-- Start Extracted data --

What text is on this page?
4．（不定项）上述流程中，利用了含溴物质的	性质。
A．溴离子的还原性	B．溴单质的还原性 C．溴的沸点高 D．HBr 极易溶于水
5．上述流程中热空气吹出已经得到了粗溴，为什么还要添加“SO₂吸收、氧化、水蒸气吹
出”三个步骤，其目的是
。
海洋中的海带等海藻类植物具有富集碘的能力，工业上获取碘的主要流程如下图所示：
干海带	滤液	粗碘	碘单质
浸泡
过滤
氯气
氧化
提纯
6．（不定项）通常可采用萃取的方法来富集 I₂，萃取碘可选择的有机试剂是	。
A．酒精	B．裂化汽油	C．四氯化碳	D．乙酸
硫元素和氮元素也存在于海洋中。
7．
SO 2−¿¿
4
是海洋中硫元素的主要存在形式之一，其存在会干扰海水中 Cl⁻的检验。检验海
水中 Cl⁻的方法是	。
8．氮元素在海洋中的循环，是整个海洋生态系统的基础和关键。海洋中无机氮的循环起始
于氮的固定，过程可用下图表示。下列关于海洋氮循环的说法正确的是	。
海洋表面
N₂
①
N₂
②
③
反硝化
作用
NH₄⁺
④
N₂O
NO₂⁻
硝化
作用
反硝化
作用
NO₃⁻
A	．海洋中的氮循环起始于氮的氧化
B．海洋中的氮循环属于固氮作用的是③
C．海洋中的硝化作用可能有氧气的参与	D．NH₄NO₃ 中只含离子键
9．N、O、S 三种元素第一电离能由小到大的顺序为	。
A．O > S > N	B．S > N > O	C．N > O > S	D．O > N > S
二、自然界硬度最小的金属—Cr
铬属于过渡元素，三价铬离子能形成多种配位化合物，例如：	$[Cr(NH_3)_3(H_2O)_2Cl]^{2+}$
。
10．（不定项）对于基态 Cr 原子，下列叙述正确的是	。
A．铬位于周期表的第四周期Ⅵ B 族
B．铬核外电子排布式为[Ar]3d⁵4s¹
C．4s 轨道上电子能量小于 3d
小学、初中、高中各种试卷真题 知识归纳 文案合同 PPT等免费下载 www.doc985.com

-- End Extracted data --

*Written problem*
Write out the full set of records exactly as given.

*Written solution*
What text is on this page?
4．（不定项）上述流程中，利用了含溴物质的	性质。
A．溴离子的还原性	B．溴单质的还原性 C．溴的沸点高 D．HBr 极易溶于水
5．上述流程中热空气吹出已经得到了粗溴，为什么还要添加“SO₂吸收、氧化、水蒸气吹
出”三个步骤，其目的是
。
海洋中的海带等海藻类植物具有富集碘的能力，工业上获取碘的主要流程如下图所示：
干海带	滤液	粗碘	碘单质
浸泡
过滤
氯气
氧化
提纯
6．（不定项）通常可采用萃取的方法来富集 I₂，萃取碘可选择的有机试剂是	。
A．酒精	B．裂化汽油	C．四氯化碳	D．乙酸
硫元素和氮元素也存在于海洋中。
7．
SO 2−¿¿
4
是海洋中硫元素的主要存在形式之一，其存在会干扰海水中 Cl⁻的检验。检验海
水中 Cl⁻的方法是	。
8．氮元素在海洋中的循环，是整个海洋生态系统的基础和关键。海洋中无机氮的循环起始
于氮的固定，过程可用下图表示。下列关于海洋氮循环的说法正确的是	。
海洋表面
N₂
①
N₂
②
③
反硝化
作用
NH₄⁺
④
N₂O
NO₂⁻
硝化
作用
反硝化
作用
NO₃⁻
A	．海洋中的氮循环起始于氮的氧化
B．海洋中的氮循环属于固氮作用的是③
C．海洋中的硝化作用可能有氧气的参与	D．NH₄NO₃ 中只含离子键
9．N、O、S 三种元素第一电离能由小到大的顺序为	。
A．O > S > N	B．S > N > O	C．N > O > S	D．O > N > S
二、自然界硬度最小的金属—Cr
铬属于过渡元素，三价铬离子能形成多种配位化合物，例如：	$[Cr(NH_3)_3(H_2O)_2Cl]^{2+}$
。
10．（不定项）对于基态 Cr 原子，下列叙述正确的是	。
A．铬位于周期表的第四周期Ⅵ B 族
B．铬核外电子排布式为[Ar]3d⁵4s¹
C．4s 轨道上电子能量小于 3d
小学、初中、高中各种试卷真题 知识归纳 文案合同 PPT等免费下载 www.doc985.com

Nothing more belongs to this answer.